**Supplied material:**
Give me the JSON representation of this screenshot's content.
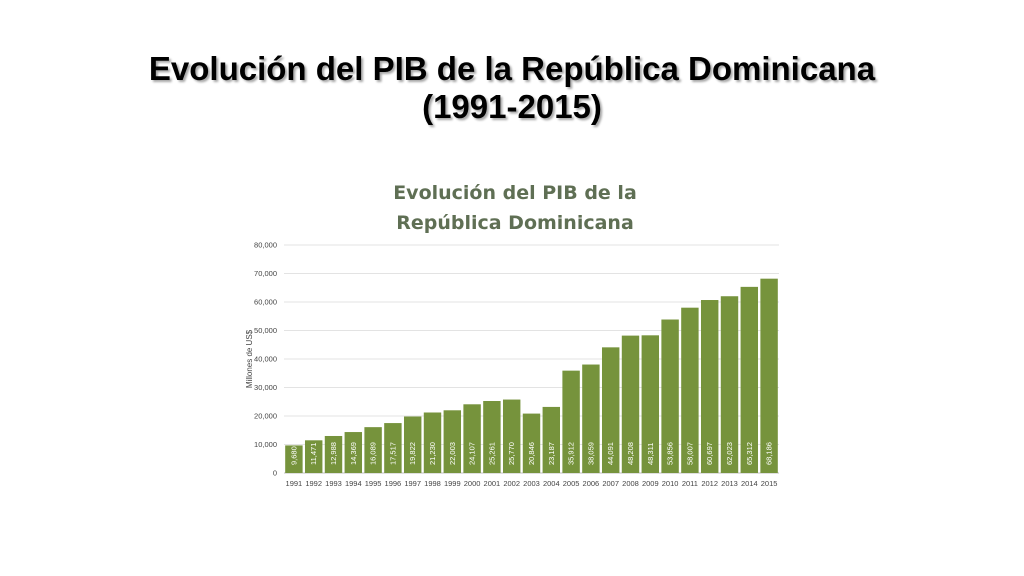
{
  "slide": {
    "title_line1": "Evolución del PIB de la República Dominicana",
    "title_line2": "(1991-2015)"
  },
  "chart_data": {
    "type": "bar",
    "title_line1": "Evolución del PIB de la",
    "title_line2": "República Dominicana",
    "ylabel": "Millones de US$",
    "xlabel": "",
    "ylim": [
      0,
      80000
    ],
    "yticks": [
      "0",
      "10,000",
      "20,000",
      "30,000",
      "40,000",
      "50,000",
      "60,000",
      "70,000",
      "80,000"
    ],
    "grid": true,
    "bar_color": "#76933c",
    "categories": [
      "1991",
      "1992",
      "1993",
      "1994",
      "1995",
      "1996",
      "1997",
      "1998",
      "1999",
      "2000",
      "2001",
      "2002",
      "2003",
      "2004",
      "2005",
      "2006",
      "2007",
      "2008",
      "2009",
      "2010",
      "2011",
      "2012",
      "2013",
      "2014",
      "2015"
    ],
    "values": [
      9680,
      11471,
      12988,
      14369,
      16089,
      17517,
      19822,
      21230,
      22003,
      24107,
      25261,
      25770,
      20846,
      23187,
      35912,
      38059,
      44091,
      48208,
      48311,
      53856,
      58007,
      60697,
      62023,
      65312,
      68186
    ],
    "labels": [
      "9,680",
      "11,471",
      "12,988",
      "14,369",
      "16,089",
      "17,517",
      "19,822",
      "21,230",
      "22,003",
      "24,107",
      "25,261",
      "25,770",
      "20,846",
      "23,187",
      "35,912",
      "38,059",
      "44,091",
      "48,208",
      "48,311",
      "53,856",
      "58,007",
      "60,697",
      "62,023",
      "65,312",
      "68,186"
    ]
  }
}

**Task instructions:**
Determine how many lines of the listing hold the word "Evolución" and reply with that figure alone.

**Completed exercise:**
2